Collect each line holding the string "составной".

* * * *

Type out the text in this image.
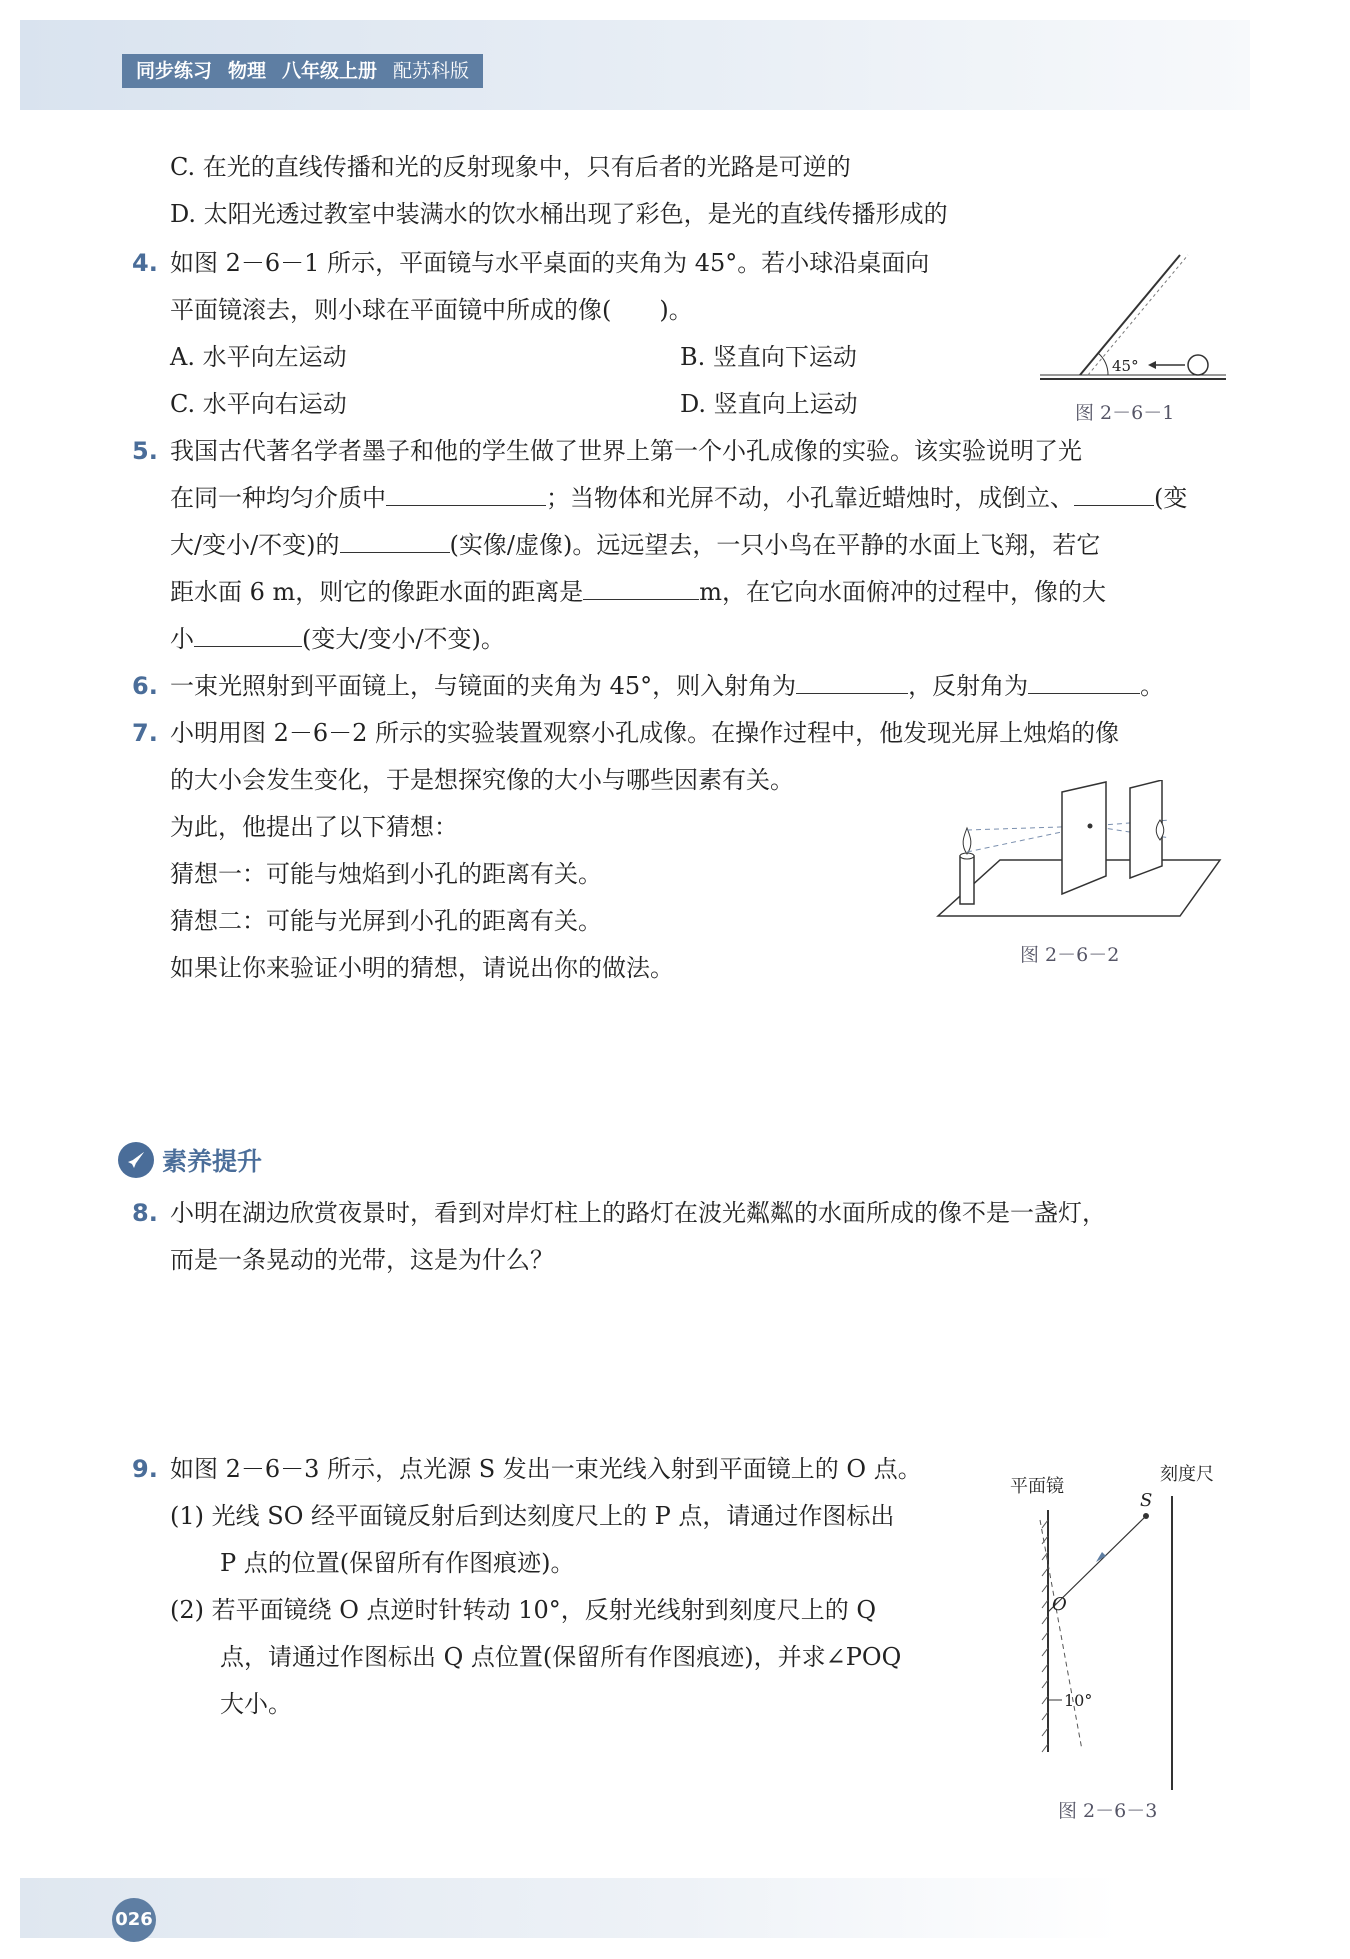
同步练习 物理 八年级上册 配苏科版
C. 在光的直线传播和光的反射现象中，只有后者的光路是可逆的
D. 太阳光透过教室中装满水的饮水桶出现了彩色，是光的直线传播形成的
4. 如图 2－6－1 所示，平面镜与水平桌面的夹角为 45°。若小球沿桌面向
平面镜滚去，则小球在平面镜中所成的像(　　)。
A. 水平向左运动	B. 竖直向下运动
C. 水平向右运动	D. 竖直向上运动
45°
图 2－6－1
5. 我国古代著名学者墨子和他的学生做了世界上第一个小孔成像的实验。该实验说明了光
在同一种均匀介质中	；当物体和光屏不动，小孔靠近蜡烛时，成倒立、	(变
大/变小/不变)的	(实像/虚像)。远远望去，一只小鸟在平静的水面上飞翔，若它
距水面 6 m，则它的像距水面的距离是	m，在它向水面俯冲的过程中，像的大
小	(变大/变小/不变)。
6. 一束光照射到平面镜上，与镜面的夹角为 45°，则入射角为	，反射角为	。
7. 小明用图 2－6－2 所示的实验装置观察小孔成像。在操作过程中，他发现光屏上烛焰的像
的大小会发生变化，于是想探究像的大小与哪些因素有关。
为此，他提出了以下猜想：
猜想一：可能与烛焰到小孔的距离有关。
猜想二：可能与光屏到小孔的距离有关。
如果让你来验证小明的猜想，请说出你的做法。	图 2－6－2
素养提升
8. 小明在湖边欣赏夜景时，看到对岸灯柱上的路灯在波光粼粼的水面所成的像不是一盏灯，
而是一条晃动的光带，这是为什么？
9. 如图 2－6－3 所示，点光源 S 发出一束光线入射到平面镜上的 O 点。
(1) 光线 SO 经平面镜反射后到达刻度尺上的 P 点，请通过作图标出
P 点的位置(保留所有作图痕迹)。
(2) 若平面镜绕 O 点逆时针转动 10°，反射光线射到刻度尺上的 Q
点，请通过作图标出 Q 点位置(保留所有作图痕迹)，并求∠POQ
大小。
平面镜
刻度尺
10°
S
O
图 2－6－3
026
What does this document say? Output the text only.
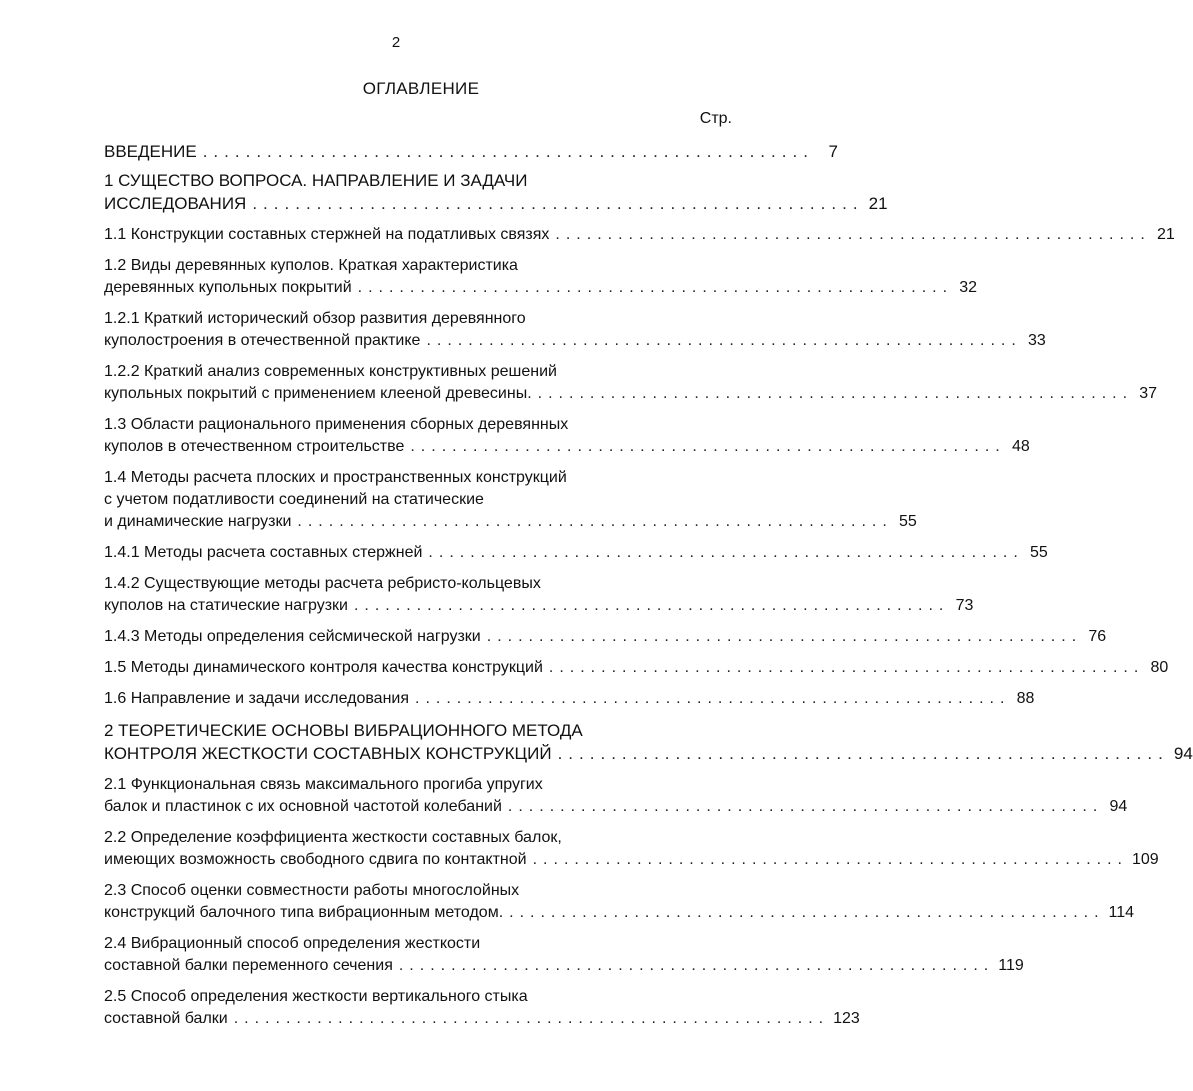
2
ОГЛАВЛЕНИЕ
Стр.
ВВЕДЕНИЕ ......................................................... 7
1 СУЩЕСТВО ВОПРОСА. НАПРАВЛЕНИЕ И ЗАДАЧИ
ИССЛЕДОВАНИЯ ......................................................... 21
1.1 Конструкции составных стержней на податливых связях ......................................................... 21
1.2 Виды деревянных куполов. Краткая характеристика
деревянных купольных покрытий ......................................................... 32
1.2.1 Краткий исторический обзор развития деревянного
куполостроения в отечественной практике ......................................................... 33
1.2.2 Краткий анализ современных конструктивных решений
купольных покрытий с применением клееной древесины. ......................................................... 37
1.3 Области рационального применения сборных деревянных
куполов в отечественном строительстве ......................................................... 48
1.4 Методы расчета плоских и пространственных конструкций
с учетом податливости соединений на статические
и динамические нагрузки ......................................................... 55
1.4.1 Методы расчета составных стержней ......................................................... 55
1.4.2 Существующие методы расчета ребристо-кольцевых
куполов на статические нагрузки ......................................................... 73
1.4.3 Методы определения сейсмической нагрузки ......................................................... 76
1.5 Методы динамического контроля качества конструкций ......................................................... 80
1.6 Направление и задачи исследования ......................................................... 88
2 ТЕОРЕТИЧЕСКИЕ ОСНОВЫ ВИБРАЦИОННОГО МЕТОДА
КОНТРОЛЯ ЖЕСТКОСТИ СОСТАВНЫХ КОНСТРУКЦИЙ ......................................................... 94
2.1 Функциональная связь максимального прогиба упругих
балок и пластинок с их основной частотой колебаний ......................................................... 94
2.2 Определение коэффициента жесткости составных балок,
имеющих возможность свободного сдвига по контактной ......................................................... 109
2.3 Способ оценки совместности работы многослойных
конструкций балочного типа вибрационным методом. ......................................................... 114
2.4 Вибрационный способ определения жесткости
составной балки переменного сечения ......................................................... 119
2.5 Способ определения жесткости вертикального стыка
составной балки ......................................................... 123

* * * *

# [The reply]
составной балки переменного сечения ......................................................... 119
составной балки ......................................................... 123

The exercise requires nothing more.